**Task objective**
Write every line out verbatim and omit the pictures.

--- begin Input ---

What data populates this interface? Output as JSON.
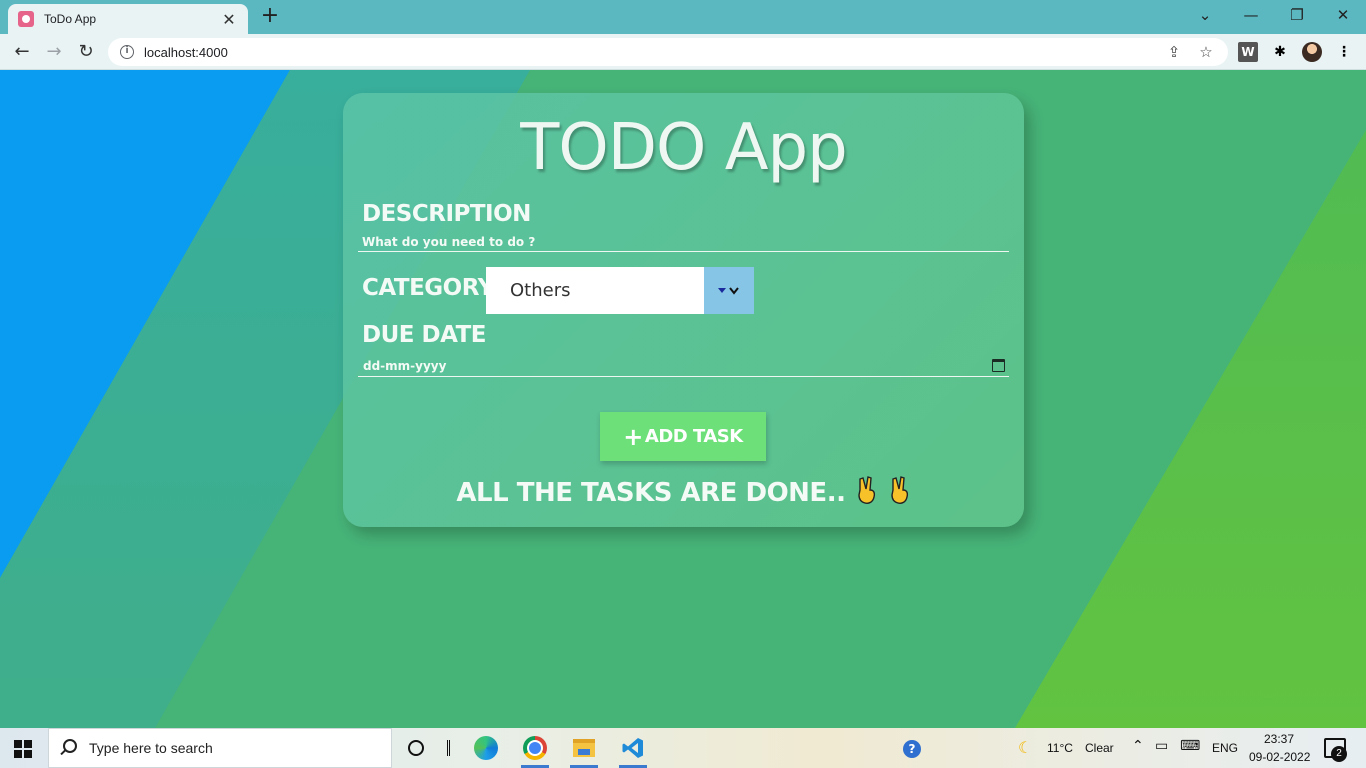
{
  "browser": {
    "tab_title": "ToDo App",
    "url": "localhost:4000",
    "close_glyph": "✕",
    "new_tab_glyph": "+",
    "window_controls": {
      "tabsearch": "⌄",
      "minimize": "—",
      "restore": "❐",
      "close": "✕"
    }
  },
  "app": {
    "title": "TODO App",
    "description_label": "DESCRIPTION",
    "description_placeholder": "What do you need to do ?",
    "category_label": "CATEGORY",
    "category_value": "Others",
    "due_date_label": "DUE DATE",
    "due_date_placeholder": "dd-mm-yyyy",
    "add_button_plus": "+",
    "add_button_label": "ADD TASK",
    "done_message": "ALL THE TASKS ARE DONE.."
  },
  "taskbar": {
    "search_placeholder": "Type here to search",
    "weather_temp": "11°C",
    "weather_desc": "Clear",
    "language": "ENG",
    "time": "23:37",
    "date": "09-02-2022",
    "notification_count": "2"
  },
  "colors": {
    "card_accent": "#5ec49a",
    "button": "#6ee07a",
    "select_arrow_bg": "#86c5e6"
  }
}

--- end Input ---

**Worked answer**
What data populates this interface? Output as JSON.
{
  "browser": {
    "tab_title": "ToDo App",
    "url": "localhost:4000",
    "close_glyph": "✕",
    "new_tab_glyph": "+",
    "window_controls": {
      "tabsearch": "⌄",
      "minimize": "—",
      "restore": "❐",
      "close": "✕"
    }
  },
  "app": {
    "title": "TODO App",
    "description_label": "DESCRIPTION",
    "description_placeholder": "What do you need to do ?",
    "category_label": "CATEGORY",
    "category_value": "Others",
    "due_date_label": "DUE DATE",
    "due_date_placeholder": "dd-mm-yyyy",
    "add_button_plus": "+",
    "add_button_label": "ADD TASK",
    "done_message": "ALL THE TASKS ARE DONE.."
  },
  "taskbar": {
    "search_placeholder": "Type here to search",
    "weather_temp": "11°C",
    "weather_desc": "Clear",
    "language": "ENG",
    "time": "23:37",
    "date": "09-02-2022",
    "notification_count": "2"
  },
  "colors": {
    "card_accent": "#5ec49a",
    "button": "#6ee07a",
    "select_arrow_bg": "#86c5e6"
  }
}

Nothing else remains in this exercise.